List every line in this data where the string "embed" occurs.

** Begin RECORDED INFORMATION **

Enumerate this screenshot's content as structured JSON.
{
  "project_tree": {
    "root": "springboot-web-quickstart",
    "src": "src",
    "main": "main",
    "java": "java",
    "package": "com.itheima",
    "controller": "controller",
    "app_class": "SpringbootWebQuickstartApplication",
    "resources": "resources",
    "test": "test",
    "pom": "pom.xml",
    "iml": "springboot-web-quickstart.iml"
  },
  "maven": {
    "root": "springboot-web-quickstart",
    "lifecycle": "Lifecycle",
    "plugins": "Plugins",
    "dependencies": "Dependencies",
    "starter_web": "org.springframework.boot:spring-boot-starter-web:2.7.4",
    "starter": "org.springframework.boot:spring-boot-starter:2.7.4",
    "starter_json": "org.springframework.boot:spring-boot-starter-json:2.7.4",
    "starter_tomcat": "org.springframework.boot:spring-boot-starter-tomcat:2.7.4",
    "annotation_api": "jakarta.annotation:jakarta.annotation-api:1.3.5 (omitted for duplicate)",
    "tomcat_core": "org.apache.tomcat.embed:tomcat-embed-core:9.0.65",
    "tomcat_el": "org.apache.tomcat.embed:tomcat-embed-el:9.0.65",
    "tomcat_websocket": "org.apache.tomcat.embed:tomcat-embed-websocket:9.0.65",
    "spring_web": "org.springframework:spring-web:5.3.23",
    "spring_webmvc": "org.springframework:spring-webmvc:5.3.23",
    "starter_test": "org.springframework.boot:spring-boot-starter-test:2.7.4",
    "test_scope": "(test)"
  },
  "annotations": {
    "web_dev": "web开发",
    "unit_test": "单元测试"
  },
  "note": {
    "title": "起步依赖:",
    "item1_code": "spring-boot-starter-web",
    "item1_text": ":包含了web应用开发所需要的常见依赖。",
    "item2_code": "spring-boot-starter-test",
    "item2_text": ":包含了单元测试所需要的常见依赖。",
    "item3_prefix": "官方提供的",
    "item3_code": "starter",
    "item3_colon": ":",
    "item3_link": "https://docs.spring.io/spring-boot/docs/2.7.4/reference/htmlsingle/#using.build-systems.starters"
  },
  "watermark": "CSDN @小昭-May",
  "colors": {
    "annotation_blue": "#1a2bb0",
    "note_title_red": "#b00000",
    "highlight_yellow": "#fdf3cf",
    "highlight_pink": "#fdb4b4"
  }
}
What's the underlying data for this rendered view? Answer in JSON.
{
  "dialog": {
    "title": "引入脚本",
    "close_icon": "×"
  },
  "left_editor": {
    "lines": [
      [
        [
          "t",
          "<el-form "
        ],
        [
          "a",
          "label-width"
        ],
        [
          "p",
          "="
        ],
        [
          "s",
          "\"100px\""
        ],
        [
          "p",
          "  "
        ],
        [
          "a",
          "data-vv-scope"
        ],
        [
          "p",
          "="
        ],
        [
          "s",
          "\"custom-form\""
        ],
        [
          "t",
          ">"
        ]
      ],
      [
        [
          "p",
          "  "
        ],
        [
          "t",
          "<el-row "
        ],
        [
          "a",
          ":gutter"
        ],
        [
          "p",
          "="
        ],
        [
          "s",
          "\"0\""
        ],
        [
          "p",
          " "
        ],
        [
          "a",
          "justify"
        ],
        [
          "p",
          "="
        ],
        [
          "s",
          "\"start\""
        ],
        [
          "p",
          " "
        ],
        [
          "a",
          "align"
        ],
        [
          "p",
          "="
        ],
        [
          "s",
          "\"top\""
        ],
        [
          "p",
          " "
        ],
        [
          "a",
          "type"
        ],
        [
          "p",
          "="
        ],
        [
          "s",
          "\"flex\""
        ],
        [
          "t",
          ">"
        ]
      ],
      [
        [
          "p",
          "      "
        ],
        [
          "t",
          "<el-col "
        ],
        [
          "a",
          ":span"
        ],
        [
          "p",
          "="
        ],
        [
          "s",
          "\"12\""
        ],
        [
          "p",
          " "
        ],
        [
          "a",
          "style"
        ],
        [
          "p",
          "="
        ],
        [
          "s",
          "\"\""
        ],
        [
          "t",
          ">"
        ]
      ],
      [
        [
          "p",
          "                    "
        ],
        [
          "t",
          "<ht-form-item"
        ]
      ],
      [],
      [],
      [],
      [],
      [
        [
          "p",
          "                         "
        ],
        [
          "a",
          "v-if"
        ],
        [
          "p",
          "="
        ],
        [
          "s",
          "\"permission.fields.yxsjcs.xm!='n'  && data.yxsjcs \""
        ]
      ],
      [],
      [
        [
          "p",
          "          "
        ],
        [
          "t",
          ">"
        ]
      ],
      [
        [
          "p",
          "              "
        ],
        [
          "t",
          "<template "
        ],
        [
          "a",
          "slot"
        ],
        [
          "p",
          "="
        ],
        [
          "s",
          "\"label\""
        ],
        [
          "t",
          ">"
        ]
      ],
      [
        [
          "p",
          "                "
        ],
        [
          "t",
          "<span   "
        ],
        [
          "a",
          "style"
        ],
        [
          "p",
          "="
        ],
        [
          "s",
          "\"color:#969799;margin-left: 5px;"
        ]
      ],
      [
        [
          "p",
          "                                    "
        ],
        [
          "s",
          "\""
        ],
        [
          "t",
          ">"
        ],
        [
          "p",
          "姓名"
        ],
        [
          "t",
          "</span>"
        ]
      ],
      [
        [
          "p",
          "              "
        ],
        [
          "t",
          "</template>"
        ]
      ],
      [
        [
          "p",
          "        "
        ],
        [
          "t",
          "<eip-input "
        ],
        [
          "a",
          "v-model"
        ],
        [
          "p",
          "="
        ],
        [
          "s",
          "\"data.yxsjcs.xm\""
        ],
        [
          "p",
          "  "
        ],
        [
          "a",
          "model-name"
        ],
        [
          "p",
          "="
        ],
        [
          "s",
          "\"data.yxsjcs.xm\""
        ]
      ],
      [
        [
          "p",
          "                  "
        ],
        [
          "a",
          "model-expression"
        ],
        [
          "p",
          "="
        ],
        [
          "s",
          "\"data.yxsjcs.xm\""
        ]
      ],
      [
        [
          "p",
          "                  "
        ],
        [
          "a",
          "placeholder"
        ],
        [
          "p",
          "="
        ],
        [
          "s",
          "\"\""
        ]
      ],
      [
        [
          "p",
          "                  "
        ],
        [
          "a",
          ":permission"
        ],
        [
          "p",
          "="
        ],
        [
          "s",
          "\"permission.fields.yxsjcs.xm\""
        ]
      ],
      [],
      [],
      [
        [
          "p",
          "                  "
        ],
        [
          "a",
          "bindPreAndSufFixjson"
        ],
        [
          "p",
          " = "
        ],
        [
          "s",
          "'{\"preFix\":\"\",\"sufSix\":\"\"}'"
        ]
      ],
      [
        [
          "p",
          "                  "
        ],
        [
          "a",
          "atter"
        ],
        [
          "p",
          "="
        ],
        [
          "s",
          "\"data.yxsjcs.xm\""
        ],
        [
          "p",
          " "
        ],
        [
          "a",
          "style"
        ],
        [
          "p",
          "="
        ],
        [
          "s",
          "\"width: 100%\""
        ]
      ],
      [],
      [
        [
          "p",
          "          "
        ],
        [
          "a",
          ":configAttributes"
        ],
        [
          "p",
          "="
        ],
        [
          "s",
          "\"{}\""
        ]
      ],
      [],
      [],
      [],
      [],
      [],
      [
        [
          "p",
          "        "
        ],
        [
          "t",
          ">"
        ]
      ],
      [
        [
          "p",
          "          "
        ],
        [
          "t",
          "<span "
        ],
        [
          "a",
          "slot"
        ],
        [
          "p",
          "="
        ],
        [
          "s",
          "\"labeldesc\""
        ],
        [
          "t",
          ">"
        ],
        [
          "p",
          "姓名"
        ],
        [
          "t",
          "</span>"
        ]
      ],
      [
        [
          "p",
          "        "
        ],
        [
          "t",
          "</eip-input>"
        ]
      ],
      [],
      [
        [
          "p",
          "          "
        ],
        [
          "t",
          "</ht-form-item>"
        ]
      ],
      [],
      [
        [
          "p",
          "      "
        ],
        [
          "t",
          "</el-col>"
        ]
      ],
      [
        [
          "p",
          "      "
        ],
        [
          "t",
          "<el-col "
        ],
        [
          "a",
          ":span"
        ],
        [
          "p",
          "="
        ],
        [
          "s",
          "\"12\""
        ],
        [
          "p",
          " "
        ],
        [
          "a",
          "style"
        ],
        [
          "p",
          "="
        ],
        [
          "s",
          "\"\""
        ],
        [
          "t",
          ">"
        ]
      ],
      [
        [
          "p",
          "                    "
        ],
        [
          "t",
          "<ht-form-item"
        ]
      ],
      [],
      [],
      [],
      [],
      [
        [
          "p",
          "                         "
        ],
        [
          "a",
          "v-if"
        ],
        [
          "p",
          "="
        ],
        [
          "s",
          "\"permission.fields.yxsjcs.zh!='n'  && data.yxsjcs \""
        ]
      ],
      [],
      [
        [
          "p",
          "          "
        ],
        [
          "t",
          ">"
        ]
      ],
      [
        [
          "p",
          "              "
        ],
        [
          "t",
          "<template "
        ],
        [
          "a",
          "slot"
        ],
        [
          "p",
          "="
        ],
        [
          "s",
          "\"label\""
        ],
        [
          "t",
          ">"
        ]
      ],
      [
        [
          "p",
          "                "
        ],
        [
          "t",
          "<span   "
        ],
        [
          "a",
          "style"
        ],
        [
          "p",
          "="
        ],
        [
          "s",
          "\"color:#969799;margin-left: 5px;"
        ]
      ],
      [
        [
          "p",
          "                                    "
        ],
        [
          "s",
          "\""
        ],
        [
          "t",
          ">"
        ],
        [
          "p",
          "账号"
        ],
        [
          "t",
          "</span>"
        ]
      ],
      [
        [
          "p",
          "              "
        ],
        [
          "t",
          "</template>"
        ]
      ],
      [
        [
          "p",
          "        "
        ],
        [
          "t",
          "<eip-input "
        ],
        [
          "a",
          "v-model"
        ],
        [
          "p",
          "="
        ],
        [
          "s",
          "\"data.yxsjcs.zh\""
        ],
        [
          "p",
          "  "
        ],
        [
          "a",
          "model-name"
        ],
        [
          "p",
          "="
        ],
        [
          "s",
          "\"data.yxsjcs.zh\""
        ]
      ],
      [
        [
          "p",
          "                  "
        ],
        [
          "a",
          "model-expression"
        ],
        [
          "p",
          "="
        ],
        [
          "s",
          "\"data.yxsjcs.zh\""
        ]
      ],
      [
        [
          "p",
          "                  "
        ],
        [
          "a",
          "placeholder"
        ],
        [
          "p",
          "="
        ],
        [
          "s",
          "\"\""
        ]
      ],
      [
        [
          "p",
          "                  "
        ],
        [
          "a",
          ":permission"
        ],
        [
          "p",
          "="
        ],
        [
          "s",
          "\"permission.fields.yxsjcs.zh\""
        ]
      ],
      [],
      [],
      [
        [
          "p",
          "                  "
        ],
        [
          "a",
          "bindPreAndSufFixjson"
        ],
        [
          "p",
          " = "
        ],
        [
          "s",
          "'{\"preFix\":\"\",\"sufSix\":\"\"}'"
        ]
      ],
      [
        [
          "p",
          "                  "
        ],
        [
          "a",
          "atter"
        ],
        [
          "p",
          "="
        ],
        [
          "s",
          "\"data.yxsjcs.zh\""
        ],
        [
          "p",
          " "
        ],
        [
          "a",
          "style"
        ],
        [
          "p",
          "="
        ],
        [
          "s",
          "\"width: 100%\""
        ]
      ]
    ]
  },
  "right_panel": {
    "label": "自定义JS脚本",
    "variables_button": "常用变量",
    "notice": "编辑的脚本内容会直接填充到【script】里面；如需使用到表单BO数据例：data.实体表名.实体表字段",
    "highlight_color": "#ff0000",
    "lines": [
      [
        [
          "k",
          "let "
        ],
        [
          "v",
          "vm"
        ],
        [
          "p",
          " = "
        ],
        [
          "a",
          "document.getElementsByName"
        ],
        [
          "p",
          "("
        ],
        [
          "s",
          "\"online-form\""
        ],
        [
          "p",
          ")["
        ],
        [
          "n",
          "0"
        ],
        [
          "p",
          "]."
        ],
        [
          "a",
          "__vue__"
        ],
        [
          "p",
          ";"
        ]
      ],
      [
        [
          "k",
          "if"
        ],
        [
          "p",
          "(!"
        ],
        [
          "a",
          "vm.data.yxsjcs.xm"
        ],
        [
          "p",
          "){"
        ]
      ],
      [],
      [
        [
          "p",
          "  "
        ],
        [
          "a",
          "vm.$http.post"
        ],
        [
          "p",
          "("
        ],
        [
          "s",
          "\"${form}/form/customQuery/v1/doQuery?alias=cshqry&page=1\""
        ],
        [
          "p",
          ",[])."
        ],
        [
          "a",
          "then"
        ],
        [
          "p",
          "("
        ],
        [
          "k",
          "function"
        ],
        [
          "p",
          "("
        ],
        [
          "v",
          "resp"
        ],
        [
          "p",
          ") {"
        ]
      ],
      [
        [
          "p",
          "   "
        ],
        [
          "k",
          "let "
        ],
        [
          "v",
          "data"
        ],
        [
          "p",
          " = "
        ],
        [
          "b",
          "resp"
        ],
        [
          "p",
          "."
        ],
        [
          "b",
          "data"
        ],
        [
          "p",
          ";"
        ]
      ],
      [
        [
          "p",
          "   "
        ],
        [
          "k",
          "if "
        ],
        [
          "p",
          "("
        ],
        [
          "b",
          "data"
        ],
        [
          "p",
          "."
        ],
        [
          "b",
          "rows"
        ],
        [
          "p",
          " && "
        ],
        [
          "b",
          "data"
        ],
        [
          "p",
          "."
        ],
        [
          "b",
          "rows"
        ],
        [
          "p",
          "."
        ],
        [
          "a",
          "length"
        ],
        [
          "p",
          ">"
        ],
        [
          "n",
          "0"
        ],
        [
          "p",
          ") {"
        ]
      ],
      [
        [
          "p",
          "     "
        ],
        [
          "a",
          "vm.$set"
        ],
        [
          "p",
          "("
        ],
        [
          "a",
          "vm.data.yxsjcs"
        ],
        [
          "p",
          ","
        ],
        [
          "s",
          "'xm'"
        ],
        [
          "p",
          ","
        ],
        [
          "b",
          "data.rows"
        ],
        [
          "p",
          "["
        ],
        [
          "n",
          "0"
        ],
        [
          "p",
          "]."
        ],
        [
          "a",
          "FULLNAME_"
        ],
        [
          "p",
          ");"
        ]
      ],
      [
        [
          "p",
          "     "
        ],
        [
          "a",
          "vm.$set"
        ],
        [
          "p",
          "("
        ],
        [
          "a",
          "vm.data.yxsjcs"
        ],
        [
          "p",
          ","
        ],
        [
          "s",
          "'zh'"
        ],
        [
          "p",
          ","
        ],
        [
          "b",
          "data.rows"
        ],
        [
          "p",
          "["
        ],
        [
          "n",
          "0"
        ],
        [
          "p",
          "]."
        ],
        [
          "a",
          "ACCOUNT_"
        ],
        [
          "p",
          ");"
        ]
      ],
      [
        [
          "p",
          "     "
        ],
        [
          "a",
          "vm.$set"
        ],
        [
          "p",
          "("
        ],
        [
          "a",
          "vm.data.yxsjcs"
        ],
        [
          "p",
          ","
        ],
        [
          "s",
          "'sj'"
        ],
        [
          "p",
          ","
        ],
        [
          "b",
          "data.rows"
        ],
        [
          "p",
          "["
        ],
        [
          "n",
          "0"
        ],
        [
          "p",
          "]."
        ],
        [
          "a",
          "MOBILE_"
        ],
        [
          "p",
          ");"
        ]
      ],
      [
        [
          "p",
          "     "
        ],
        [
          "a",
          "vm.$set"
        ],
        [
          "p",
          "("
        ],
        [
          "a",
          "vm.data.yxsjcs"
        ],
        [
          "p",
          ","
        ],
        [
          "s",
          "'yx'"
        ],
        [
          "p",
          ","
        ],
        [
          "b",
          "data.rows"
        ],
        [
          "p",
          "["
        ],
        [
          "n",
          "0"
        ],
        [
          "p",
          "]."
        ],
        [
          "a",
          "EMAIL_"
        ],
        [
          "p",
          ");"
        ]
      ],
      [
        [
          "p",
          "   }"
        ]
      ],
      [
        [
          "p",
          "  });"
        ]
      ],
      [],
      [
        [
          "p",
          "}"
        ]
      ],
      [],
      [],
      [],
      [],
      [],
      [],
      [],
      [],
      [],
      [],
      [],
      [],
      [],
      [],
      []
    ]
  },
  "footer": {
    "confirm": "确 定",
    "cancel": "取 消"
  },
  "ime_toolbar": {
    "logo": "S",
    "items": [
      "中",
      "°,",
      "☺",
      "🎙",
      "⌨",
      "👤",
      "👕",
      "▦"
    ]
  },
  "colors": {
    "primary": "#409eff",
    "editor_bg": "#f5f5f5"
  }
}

** End RECORDED INFORMATION **

## ANSWER FOR THE TASK
    "tomcat_core": "org.apache.tomcat.embed:tomcat-embed-core:9.0.65",
    "tomcat_el": "org.apache.tomcat.embed:tomcat-embed-el:9.0.65",
    "tomcat_websocket": "org.apache.tomcat.embed:tomcat-embed-websocket:9.0.65",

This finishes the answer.